* Input rows:
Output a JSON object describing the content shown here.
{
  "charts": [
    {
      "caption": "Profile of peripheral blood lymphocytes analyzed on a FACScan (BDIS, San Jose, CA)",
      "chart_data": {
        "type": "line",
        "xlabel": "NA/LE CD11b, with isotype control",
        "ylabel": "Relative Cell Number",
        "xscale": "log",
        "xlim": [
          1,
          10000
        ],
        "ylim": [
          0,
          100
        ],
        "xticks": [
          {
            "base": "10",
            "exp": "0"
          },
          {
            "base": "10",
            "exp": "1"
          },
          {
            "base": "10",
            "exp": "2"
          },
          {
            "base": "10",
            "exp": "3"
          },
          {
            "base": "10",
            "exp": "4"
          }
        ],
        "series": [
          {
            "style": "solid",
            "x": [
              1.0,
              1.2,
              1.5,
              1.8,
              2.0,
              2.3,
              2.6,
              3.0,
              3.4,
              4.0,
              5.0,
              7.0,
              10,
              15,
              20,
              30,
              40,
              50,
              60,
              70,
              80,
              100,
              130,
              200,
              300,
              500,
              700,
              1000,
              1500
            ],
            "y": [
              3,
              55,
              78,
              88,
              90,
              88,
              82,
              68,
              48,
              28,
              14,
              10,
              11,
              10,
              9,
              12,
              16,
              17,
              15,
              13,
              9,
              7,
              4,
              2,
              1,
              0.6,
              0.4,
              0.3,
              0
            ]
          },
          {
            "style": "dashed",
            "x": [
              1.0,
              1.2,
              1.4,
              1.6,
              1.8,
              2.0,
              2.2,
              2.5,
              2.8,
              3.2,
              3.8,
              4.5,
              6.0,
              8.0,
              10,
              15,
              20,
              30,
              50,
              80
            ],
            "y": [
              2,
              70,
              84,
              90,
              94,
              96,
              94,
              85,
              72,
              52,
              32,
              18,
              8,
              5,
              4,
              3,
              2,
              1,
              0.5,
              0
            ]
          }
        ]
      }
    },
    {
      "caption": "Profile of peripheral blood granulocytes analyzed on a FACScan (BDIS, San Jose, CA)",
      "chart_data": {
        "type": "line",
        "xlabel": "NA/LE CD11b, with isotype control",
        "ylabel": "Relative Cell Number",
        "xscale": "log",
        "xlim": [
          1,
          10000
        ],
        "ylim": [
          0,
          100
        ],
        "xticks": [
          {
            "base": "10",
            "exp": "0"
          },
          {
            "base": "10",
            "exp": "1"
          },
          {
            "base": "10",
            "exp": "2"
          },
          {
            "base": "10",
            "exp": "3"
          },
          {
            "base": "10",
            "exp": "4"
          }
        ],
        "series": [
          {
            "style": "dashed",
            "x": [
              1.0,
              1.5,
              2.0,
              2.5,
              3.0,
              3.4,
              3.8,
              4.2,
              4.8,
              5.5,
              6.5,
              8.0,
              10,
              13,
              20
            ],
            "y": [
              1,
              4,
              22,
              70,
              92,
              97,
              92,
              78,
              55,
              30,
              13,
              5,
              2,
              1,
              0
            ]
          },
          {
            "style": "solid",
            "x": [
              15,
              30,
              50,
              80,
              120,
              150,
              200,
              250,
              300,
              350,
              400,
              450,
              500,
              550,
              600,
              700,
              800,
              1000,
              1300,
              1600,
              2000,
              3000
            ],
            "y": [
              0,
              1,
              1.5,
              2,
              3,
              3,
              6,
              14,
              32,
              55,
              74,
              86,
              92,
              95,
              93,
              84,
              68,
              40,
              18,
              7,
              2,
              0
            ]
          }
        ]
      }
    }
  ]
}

* What you have to do:
Copy each line above that contains the string "caption".

* Exercise result:
      "caption": "Profile of peripheral blood lymphocytes analyzed on a FACScan (BDIS, San Jose, CA)",
      "caption": "Profile of peripheral blood granulocytes analyzed on a FACScan (BDIS, San Jose, CA)",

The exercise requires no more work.